### DO THIS
Copy the listing below in full and skip every picture.

━━━━━━

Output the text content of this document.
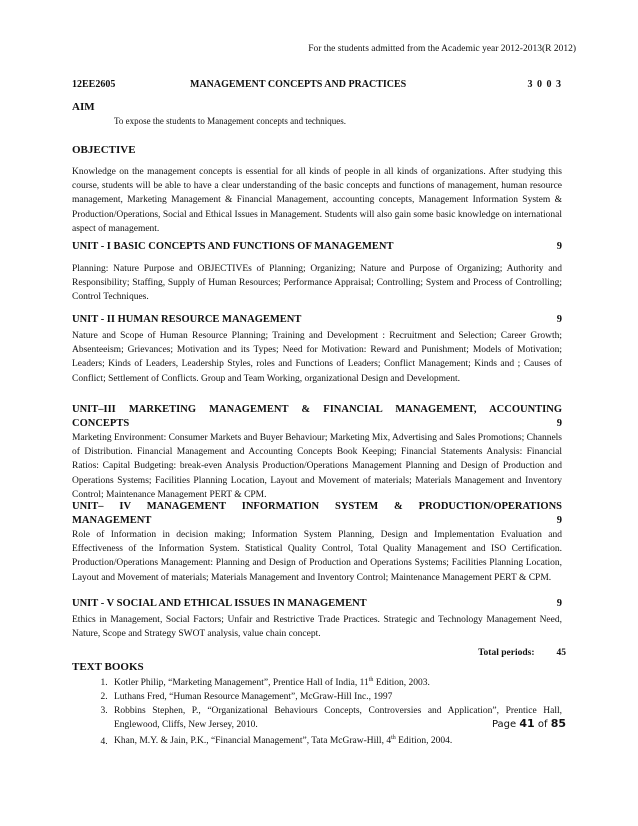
For the students admitted from the Academic year 2012-2013(R 2012)
12EE2605	MANAGEMENT CONCEPTS AND PRACTICES	3 0 0 3
AIM
To expose the students to Management concepts and techniques.
OBJECTIVE
Knowledge on the management concepts is essential for all kinds of people in all kinds of organizations. After studying this course, students will be able to have a clear understanding of the basic concepts and functions of management, human resource management, Marketing Management & Financial Management, accounting concepts, Management Information System & Production/Operations, Social and Ethical Issues in Management. Students will also gain some basic knowledge on international aspect of management.
UNIT - I BASIC CONCEPTS AND FUNCTIONS OF MANAGEMENT	9
Planning: Nature Purpose and OBJECTIVEs of Planning; Organizing; Nature and Purpose of Organizing; Authority and Responsibility; Staffing, Supply of Human Resources; Performance Appraisal; Controlling; System and Process of Controlling; Control Techniques.
UNIT - II HUMAN RESOURCE MANAGEMENT	9
Nature and Scope of Human Resource Planning; Training and Development : Recruitment and Selection; Career Growth; Absenteeism; Grievances; Motivation and its Types; Need for Motivation: Reward and Punishment; Models of Motivation; Leaders; Kinds of Leaders, Leadership Styles, roles and Functions of Leaders; Conflict Management; Kinds and ; Causes of Conflict; Settlement of Conflicts. Group and Team Working, organizational Design and Development.
UNIT–III MARKETING MANAGEMENT & FINANCIAL MANAGEMENT, ACCOUNTING
CONCEPTS	9
Marketing Environment: Consumer Markets and Buyer Behaviour; Marketing Mix, Advertising and Sales Promotions; Channels of Distribution. Financial Management and Accounting Concepts Book Keeping; Financial Statements Analysis: Financial Ratios: Capital Budgeting: break-even Analysis Production/Operations Management Planning and Design of Production and Operations Systems; Facilities Planning Location, Layout and Movement of materials; Materials Management and Inventory Control; Maintenance Management PERT & CPM.
UNIT– IV MANAGEMENT INFORMATION SYSTEM & PRODUCTION/OPERATIONS
MANAGEMENT	9
Role of Information in decision making; Information System Planning, Design and Implementation Evaluation and Effectiveness of the Information System. Statistical Quality Control, Total Quality Management and ISO Certification. Production/Operations Management: Planning and Design of Production and Operations Systems; Facilities Planning Location, Layout and Movement of materials; Materials Management and Inventory Control; Maintenance Management PERT & CPM.
UNIT - V SOCIAL AND ETHICAL ISSUES IN MANAGEMENT	9
Ethics in Management, Social Factors; Unfair and Restrictive Trade Practices. Strategic and Technology Management Need, Nature, Scope and Strategy SWOT analysis, value chain concept.
Total periods: 45
TEXT BOOKS
1. Kotler Philip, “Marketing Management”, Prentice Hall of India, 11th Edition, 2003.
2. Luthans Fred, “Human Resource Management”, McGraw-Hill Inc., 1997
3. Robbins Stephen, P., “Organizational Behaviours Concepts, Controversies and Application”, Prentice Hall, Englewood, Cliffs, New Jersey, 2010.
4. Khan, M.Y. & Jain, P.K., “Financial Management”, Tata McGraw-Hill, 4th Edition, 2004.
Page 41 of 85
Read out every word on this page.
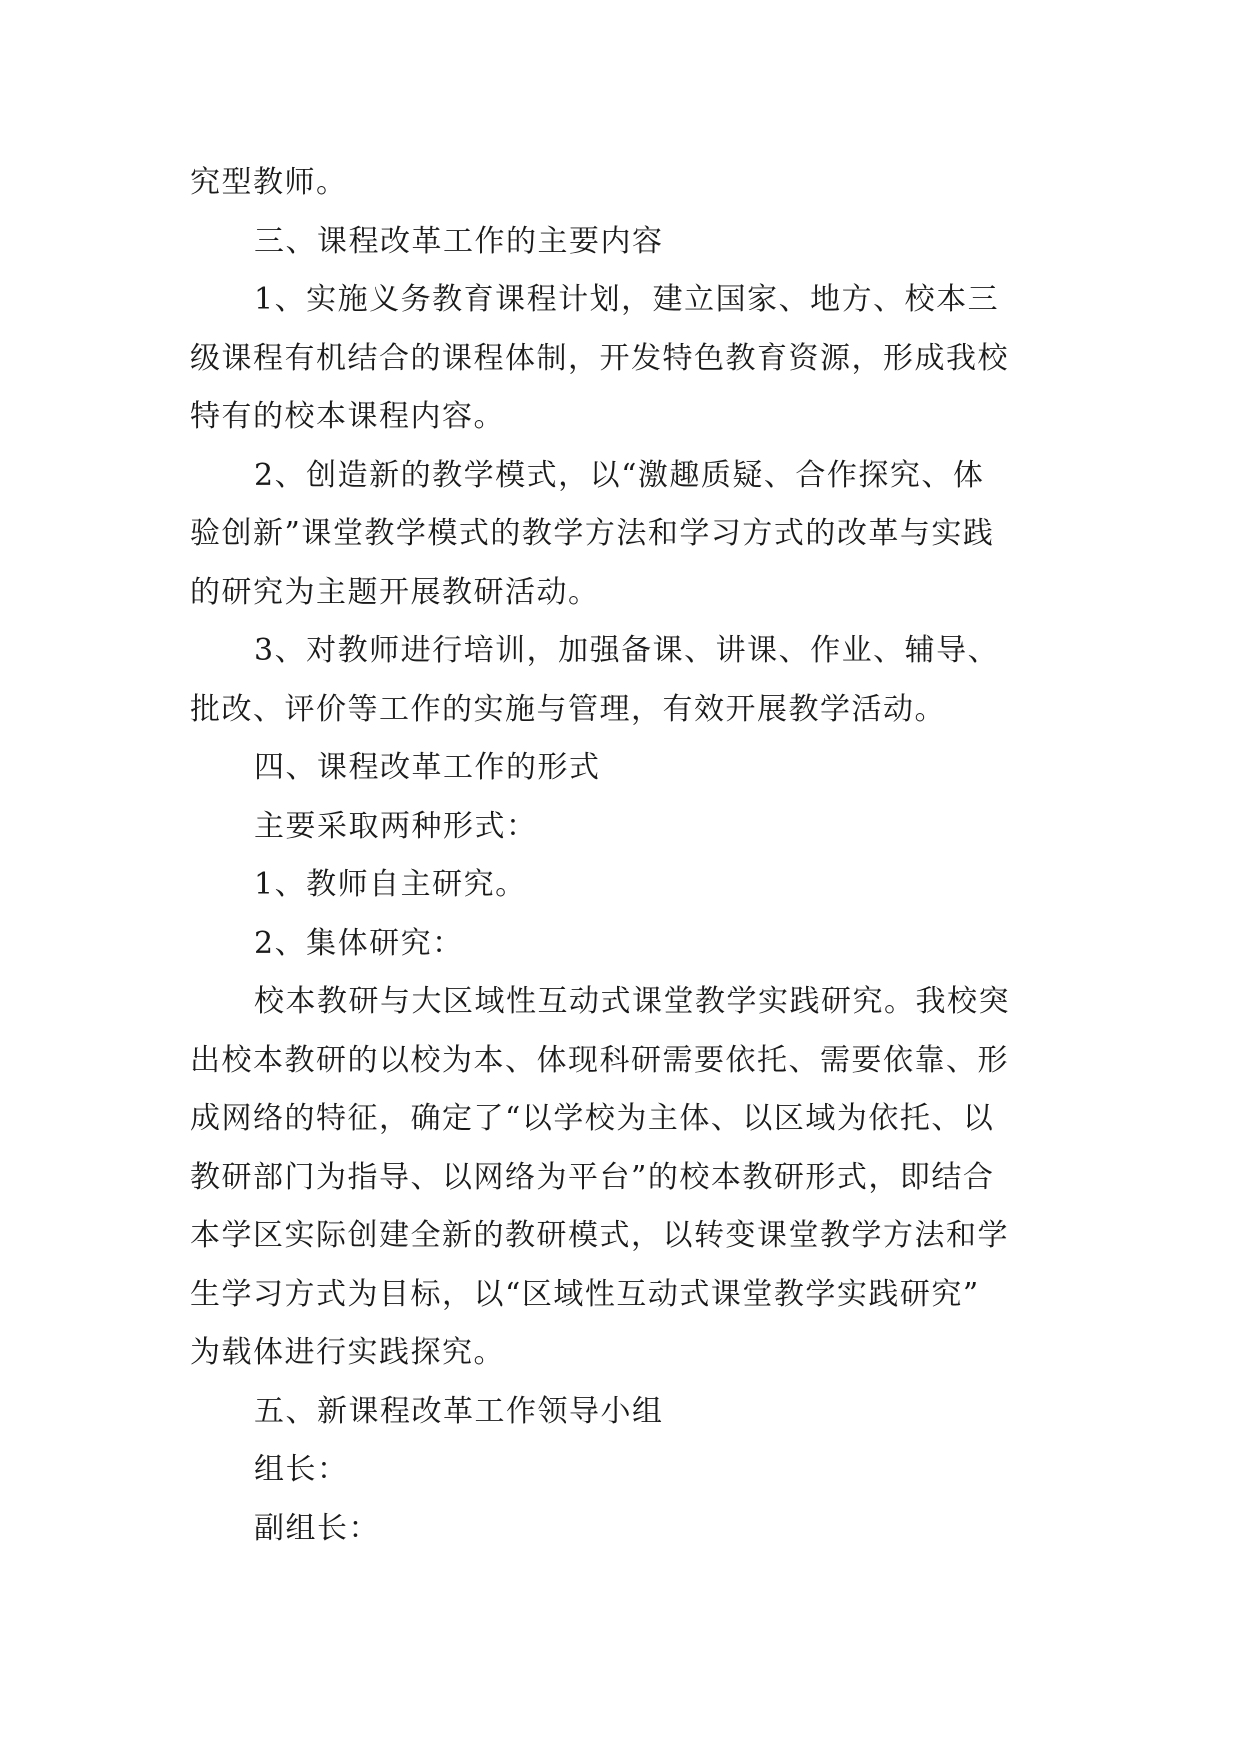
究型教师。
三、课程改革工作的主要内容
1、实施义务教育课程计划，建立国家、地方、校本三
级课程有机结合的课程体制，开发特色教育资源，形成我校
特有的校本课程内容。
2、创造新的教学模式，以“激趣质疑、合作探究、体
验创新”课堂教学模式的教学方法和学习方式的改革与实践
的研究为主题开展教研活动。
3、对教师进行培训，加强备课、讲课、作业、辅导、
批改、评价等工作的实施与管理，有效开展教学活动。
四、课程改革工作的形式
主要采取两种形式：
1、教师自主研究。
2、集体研究：
校本教研与大区域性互动式课堂教学实践研究。我校突
出校本教研的以校为本、体现科研需要依托、需要依靠、形
成网络的特征，确定了“以学校为主体、以区域为依托、以
教研部门为指导、以网络为平台”的校本教研形式，即结合
本学区实际创建全新的教研模式，以转变课堂教学方法和学
生学习方式为目标，以“区域性互动式课堂教学实践研究”
为载体进行实践探究。
五、新课程改革工作领导小组
组长：
副组长：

━━━━━━

### WORKED ANSWER
Output the text content of this document.
For the students admitted from the Academic year 2012-2013(R 2012)
12EE2605	MANAGEMENT CONCEPTS AND PRACTICES	3 0 0 3
AIM
To expose the students to Management concepts and techniques.
OBJECTIVE
Knowledge on the management concepts is essential for all kinds of people in all kinds of organizations. After studying this course, students will be able to have a clear understanding of the basic concepts and functions of management, human resource management, Marketing Management & Financial Management, accounting concepts, Management Information System & Production/Operations, Social and Ethical Issues in Management. Students will also gain some basic knowledge on international aspect of management.
UNIT - I BASIC CONCEPTS AND FUNCTIONS OF MANAGEMENT	9
Planning: Nature Purpose and OBJECTIVEs of Planning; Organizing; Nature and Purpose of Organizing; Authority and Responsibility; Staffing, Supply of Human Resources; Performance Appraisal; Controlling; System and Process of Controlling; Control Techniques.
UNIT - II HUMAN RESOURCE MANAGEMENT	9
Nature and Scope of Human Resource Planning; Training and Development : Recruitment and Selection; Career Growth; Absenteeism; Grievances; Motivation and its Types; Need for Motivation: Reward and Punishment; Models of Motivation; Leaders; Kinds of Leaders, Leadership Styles, roles and Functions of Leaders; Conflict Management; Kinds and ; Causes of Conflict; Settlement of Conflicts. Group and Team Working, organizational Design and Development.
UNIT–III MARKETING MANAGEMENT & FINANCIAL MANAGEMENT, ACCOUNTING
CONCEPTS	9
Marketing Environment: Consumer Markets and Buyer Behaviour; Marketing Mix, Advertising and Sales Promotions; Channels of Distribution. Financial Management and Accounting Concepts Book Keeping; Financial Statements Analysis: Financial Ratios: Capital Budgeting: break-even Analysis Production/Operations Management Planning and Design of Production and Operations Systems; Facilities Planning Location, Layout and Movement of materials; Materials Management and Inventory Control; Maintenance Management PERT & CPM.
UNIT– IV MANAGEMENT INFORMATION SYSTEM & PRODUCTION/OPERATIONS
MANAGEMENT	9
Role of Information in decision making; Information System Planning, Design and Implementation Evaluation and Effectiveness of the Information System. Statistical Quality Control, Total Quality Management and ISO Certification. Production/Operations Management: Planning and Design of Production and Operations Systems; Facilities Planning Location, Layout and Movement of materials; Materials Management and Inventory Control; Maintenance Management PERT & CPM.
UNIT - V SOCIAL AND ETHICAL ISSUES IN MANAGEMENT	9
Ethics in Management, Social Factors; Unfair and Restrictive Trade Practices. Strategic and Technology Management Need, Nature, Scope and Strategy SWOT analysis, value chain concept.
Total periods: 45
TEXT BOOKS
1. Kotler Philip, “Marketing Management”, Prentice Hall of India, 11th Edition, 2003.
2. Luthans Fred, “Human Resource Management”, McGraw-Hill Inc., 1997
3. Robbins Stephen, P., “Organizational Behaviours Concepts, Controversies and Application”, Prentice Hall, Englewood, Cliffs, New Jersey, 2010.
4. Khan, M.Y. & Jain, P.K., “Financial Management”, Tata McGraw-Hill, 4th Edition, 2004.
Page 41 of 85
Read out every word on this page.
究型教师。
三、课程改革工作的主要内容
1、实施义务教育课程计划，建立国家、地方、校本三
级课程有机结合的课程体制，开发特色教育资源，形成我校
特有的校本课程内容。
2、创造新的教学模式，以“激趣质疑、合作探究、体
验创新”课堂教学模式的教学方法和学习方式的改革与实践
的研究为主题开展教研活动。
3、对教师进行培训，加强备课、讲课、作业、辅导、
批改、评价等工作的实施与管理，有效开展教学活动。
四、课程改革工作的形式
主要采取两种形式：
1、教师自主研究。
2、集体研究：
校本教研与大区域性互动式课堂教学实践研究。我校突
出校本教研的以校为本、体现科研需要依托、需要依靠、形
成网络的特征，确定了“以学校为主体、以区域为依托、以
教研部门为指导、以网络为平台”的校本教研形式，即结合
本学区实际创建全新的教研模式，以转变课堂教学方法和学
生学习方式为目标，以“区域性互动式课堂教学实践研究”
为载体进行实践探究。
五、新课程改革工作领导小组
组长：
副组长：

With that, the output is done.